_PROBLEM DETAILS_
Copy out each line below that has the word "представления" in it.

_RECORDS PROVIDED_
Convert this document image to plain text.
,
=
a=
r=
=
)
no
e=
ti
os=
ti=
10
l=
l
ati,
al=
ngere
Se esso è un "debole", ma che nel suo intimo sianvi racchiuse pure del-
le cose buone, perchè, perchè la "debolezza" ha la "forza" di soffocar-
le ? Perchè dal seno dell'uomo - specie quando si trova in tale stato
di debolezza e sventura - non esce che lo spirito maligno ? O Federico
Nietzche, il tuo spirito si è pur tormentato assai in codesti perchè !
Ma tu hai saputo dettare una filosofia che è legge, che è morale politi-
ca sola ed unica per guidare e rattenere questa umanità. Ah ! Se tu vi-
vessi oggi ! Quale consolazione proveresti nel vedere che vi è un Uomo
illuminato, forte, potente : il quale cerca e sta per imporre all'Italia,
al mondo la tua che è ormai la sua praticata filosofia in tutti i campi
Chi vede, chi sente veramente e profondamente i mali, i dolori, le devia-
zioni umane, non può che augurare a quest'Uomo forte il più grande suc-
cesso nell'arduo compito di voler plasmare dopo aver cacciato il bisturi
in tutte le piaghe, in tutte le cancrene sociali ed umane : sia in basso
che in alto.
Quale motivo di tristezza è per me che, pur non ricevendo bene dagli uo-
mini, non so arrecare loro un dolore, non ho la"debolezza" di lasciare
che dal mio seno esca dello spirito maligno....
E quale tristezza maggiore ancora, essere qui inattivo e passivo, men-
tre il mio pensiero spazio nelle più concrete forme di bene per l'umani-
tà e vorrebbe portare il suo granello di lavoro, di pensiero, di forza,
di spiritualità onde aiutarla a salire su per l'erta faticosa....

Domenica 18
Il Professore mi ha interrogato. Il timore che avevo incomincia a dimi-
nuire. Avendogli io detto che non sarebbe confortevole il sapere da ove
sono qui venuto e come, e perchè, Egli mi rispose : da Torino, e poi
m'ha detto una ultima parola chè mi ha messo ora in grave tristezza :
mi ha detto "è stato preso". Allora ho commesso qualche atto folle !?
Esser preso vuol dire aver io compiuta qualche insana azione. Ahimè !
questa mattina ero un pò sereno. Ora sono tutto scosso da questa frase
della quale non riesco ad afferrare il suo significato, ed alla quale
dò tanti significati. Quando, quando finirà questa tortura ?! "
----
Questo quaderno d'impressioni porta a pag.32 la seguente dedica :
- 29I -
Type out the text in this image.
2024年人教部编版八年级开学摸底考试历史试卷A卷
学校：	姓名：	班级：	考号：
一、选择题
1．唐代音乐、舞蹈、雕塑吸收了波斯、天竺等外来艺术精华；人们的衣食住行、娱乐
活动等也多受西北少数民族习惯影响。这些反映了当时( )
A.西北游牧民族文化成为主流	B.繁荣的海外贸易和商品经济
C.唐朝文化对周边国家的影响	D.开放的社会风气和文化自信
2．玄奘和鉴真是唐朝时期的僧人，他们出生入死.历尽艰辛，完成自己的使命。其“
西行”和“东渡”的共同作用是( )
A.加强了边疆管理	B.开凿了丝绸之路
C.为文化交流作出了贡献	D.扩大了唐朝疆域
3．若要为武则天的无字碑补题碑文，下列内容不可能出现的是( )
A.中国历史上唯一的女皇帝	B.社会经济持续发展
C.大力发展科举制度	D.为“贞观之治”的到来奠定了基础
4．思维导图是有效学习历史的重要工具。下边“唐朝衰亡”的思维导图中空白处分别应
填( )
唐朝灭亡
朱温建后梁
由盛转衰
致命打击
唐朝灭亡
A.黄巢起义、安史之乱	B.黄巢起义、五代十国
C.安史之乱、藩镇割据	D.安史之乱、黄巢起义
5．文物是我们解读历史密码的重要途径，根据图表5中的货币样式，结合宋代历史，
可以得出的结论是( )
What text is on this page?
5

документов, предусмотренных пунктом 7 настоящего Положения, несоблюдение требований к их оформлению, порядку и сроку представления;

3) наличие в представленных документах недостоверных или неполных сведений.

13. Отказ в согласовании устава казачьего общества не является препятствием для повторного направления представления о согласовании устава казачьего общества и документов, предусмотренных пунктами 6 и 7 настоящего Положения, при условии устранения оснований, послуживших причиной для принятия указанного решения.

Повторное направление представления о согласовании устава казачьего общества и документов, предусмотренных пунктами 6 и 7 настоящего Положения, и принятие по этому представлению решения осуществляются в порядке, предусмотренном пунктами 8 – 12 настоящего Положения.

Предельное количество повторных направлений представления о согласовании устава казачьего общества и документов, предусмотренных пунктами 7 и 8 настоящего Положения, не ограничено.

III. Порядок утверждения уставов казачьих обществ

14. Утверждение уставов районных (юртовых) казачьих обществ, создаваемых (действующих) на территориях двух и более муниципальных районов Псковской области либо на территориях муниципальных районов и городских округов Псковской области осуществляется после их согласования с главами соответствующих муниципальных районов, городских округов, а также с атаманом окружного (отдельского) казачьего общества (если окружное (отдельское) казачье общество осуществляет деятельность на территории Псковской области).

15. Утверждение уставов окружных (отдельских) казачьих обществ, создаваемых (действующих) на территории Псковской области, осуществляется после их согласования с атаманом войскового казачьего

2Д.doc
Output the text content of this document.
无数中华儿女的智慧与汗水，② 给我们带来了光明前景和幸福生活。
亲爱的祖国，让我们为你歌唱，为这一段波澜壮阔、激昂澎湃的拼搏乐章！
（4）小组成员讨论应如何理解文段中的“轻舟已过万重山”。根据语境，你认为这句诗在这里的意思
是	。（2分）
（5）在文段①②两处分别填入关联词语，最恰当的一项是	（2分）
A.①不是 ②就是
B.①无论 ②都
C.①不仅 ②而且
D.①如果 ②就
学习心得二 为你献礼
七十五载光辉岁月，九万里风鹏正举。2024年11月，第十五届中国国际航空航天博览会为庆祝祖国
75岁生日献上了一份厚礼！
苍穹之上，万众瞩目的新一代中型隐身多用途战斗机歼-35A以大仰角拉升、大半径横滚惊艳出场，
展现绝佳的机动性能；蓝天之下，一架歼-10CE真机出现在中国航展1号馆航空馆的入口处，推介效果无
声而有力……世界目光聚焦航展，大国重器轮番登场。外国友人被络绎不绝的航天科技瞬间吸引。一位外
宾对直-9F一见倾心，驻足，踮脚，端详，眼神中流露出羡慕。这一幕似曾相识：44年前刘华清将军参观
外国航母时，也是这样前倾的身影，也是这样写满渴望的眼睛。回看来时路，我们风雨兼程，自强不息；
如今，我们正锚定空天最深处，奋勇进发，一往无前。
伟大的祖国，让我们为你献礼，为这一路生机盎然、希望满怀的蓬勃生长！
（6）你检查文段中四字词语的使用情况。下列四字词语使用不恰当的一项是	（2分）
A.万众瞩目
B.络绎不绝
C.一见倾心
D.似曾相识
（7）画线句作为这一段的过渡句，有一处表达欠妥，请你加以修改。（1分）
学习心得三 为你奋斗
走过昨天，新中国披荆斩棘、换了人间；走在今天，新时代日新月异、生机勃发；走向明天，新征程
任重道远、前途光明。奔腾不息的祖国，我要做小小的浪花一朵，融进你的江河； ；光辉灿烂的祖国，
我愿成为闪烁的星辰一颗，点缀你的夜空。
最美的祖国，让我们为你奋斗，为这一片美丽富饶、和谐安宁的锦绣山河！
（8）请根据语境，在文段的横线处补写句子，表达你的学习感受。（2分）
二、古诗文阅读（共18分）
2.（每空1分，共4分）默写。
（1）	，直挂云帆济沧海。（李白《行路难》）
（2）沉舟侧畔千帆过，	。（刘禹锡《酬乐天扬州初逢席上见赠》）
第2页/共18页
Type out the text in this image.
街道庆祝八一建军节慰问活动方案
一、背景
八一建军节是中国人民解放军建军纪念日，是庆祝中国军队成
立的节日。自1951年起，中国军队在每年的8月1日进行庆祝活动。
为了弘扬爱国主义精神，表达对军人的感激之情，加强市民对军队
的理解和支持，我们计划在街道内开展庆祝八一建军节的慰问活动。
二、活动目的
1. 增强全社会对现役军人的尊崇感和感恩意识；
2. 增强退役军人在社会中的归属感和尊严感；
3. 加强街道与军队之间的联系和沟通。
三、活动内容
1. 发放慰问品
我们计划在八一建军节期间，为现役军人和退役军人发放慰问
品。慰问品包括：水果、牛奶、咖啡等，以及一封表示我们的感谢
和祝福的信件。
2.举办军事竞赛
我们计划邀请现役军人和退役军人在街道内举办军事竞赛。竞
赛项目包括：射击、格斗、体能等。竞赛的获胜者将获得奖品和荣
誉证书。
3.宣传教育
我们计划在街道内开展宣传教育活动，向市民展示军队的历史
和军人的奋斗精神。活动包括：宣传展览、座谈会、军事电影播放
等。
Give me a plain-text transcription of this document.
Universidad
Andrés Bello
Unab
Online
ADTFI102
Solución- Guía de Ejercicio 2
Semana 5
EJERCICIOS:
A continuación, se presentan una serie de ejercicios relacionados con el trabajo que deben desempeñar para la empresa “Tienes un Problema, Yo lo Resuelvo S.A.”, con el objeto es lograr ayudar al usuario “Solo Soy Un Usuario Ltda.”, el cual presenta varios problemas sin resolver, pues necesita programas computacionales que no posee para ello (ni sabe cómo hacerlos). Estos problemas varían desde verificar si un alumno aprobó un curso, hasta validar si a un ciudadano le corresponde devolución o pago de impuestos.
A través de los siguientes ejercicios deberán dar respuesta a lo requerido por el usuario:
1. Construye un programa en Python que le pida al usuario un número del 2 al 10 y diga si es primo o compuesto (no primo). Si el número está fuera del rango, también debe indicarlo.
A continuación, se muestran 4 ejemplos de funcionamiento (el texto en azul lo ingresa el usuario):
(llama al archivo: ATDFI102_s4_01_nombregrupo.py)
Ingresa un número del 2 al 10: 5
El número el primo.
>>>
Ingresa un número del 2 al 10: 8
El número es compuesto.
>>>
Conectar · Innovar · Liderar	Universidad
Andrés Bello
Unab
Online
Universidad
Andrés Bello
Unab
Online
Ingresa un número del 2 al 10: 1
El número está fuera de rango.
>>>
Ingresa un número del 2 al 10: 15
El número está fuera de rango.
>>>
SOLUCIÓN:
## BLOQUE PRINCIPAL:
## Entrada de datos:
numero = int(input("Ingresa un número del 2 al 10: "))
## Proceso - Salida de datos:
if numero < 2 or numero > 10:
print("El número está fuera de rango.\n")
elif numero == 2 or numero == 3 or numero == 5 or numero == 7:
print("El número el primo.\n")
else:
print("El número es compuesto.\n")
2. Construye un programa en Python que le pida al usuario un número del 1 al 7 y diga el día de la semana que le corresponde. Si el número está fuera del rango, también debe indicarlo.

_EXERCISE ANSWER_
документов, предусмотренных пунктом 7 настоящего Положения, несоблюдение требований к их оформлению, порядку и сроку представления;
13. Отказ в согласовании устава казачьего общества не является препятствием для повторного направления представления о согласовании устава казачьего общества и документов, предусмотренных пунктами 6 и 7 настоящего Положения, при условии устранения оснований, послуживших причиной для принятия указанного решения.
Повторное направление представления о согласовании устава казачьего общества и документов, предусмотренных пунктами 6 и 7 настоящего Положения, и принятие по этому представлению решения осуществляются в порядке, предусмотренном пунктами 8 – 12 настоящего Положения.
Предельное количество повторных направлений представления о согласовании устава казачьего общества и документов, предусмотренных пунктами 7 и 8 настоящего Положения, не ограничено.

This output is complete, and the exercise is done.